Supplied text:
•••
Rendering Large Images
Introduction
In today graphics, a lot of images need big resolutions. In fact, resolutions can be so high that you can’t even think about rendering them in a single video buffer. You may also need to render parts of a same image onto different displays. HOOPS Luminate provides an easy way to split an image calculation in buckets of pixels that can be later reassembled into the whole image: the asymmetric camera (see Viewpoints).
Description
In this tutorial, we’ll render a large images made of 16 buckets of pixels using HOOPS Luminate asymmetric cameras. As usual, we start by setuping a simple scene: a collection of coloured boxes lit by a single spotlight.
Then, the rendering is split into 16 passes. Each pass renders 1/16th of the whole image using an asymmetric camera.
The rendering then consists of a 4x4 loop:
// Computes the 16 image chunks.
for( int y = 0; y < 4; ++y )
{
for( int x = 0; x < 4; ++x )
•••
Activities:
#1 Answer these questions from the large-image rendering tutorial:
(a) What HOOPS Luminate feature splits an image calculation into buckets of pixels?
(b) What does the simple scene consist of?
(c) Into how many passes is the rendering split?
#2 Please continue the large-image rendering tutorial from its last line of code onward.

Material supplied:
•••
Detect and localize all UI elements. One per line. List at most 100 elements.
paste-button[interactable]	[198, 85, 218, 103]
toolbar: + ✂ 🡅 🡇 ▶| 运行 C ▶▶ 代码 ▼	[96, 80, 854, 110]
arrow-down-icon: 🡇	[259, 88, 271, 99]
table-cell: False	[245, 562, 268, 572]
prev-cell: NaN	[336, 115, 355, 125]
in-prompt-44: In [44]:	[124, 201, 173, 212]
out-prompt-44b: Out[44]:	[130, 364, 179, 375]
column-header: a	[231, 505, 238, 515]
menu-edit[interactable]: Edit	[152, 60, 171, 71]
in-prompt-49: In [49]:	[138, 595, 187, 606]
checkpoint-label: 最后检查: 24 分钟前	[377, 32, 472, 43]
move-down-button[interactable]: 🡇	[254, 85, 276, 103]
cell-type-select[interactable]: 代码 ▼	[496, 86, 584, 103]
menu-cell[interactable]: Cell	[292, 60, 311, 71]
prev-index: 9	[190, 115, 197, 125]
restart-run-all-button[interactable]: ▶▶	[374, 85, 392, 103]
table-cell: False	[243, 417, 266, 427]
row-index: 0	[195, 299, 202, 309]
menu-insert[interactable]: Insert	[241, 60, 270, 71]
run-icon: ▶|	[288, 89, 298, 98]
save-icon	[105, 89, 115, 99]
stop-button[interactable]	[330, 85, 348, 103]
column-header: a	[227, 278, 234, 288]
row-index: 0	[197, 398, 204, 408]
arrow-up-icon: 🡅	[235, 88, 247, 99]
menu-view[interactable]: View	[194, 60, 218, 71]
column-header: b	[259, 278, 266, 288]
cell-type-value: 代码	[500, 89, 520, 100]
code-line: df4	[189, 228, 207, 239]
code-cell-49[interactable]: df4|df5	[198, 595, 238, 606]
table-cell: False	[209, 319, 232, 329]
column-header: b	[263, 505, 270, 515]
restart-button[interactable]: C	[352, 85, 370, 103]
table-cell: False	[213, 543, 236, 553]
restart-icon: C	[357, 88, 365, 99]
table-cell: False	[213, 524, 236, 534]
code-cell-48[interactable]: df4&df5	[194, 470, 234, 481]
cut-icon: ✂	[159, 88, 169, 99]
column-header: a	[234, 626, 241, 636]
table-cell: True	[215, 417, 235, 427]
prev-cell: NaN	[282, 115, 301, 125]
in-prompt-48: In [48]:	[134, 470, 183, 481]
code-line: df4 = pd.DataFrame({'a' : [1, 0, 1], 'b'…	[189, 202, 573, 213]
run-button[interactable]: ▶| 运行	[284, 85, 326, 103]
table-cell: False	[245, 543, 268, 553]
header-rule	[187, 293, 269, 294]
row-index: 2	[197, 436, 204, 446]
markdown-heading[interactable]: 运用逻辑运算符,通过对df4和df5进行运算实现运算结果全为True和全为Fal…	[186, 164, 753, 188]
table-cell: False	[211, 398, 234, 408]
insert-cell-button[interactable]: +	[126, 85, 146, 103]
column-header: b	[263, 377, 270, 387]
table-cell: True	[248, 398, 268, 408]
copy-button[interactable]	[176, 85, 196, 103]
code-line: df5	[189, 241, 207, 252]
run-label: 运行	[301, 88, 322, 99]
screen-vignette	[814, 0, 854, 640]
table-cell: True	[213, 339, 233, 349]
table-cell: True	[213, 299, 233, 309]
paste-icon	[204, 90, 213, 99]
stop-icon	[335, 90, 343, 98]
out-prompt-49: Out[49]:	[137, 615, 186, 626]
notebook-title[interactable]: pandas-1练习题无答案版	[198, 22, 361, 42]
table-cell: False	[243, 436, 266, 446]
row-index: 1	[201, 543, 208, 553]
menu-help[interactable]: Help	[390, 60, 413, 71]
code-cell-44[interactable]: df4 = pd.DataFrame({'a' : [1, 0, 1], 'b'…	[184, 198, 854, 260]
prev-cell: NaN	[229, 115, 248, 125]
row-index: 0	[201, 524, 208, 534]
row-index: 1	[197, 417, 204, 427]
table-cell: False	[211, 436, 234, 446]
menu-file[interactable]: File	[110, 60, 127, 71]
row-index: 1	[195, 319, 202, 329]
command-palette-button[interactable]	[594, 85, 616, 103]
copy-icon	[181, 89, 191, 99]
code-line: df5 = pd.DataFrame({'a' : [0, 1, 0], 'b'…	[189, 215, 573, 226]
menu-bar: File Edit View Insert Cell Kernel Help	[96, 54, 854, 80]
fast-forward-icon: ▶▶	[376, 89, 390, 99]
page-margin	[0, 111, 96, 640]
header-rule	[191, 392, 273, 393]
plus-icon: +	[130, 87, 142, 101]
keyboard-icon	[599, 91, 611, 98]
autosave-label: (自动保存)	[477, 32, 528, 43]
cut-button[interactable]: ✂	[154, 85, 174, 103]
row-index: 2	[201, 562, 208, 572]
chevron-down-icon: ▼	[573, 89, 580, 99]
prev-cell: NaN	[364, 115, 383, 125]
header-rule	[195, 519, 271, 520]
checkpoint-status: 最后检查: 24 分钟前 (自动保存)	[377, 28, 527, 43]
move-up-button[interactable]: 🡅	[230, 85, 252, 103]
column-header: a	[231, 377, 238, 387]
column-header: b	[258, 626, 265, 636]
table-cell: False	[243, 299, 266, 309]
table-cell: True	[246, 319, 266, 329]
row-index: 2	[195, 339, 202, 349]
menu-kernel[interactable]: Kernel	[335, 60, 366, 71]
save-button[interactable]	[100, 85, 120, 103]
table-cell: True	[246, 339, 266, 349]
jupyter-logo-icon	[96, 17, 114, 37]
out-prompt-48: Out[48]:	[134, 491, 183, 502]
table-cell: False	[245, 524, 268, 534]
•••
Written answers:
#1
(a) The asymmetric camera.
(b) A collection of colored boxes lit by a single spotlight.
(c) 16 passes.

#2
{
while( ( RFK::TutorialApplication::GetTime() - last_time ) < 1000.0f ) {}
last_time = RFK::TutorialApplication::GetTime();
float tfov = tanf( fov );
float tfovleft = tfov - x * 2.f * tfov / 4.f;
float tfovright = -tfov + ( x + 1 ) * 2.f * tfov / 4.f;
float tfovbottom = ratio * ( tfov - ( 3 - y ) * 2.f * tfov / 4.f );
float tfovtop = ratio * ( -tfov + ( 4 - y ) * 2.f * tfov / 4.f );
RC_TEST( iviewpoint->SetAsymmetricFrustumPerspective( atanf( tfovleft ), atanf( tfovright ),
atanf( tfovbottom ), atanf( tfovtop ),
iresmgr->GetState() ) );
RFK::TutorialApplication::UpdateProgressBar( ( x + y * 4 + 1 ) / 16.f );
RC_TEST( RFK::TutorialApplication::Invalidate() );
// Blits the chunk pixels into the output image.
RC_TEST( iimg2d->GetPixels() );
unsigned char* pixels = iimg2d->GetLocalPixels();
unsigned char* dst = output + 4 * ( ( 3 - y ) * h * ww + x * w );
unsigned char* src = pixels;
for( int line = 0; line < h; ++line )
{
memcpy( dst, src, 4 * w );
dst += 4 * ww;
src += 4 * w;
}
}
}
For each new bucket to render, the corresponding asymmetric camera is setup. After the bucket rendering, the rendered pixels are get back using a RED render image (see RED::IImage2D::SetRenderImage
) and immediately blit into the final hi-res image.
Finally, the hi-res image is saved to the disk using the RED::ImageTools API
.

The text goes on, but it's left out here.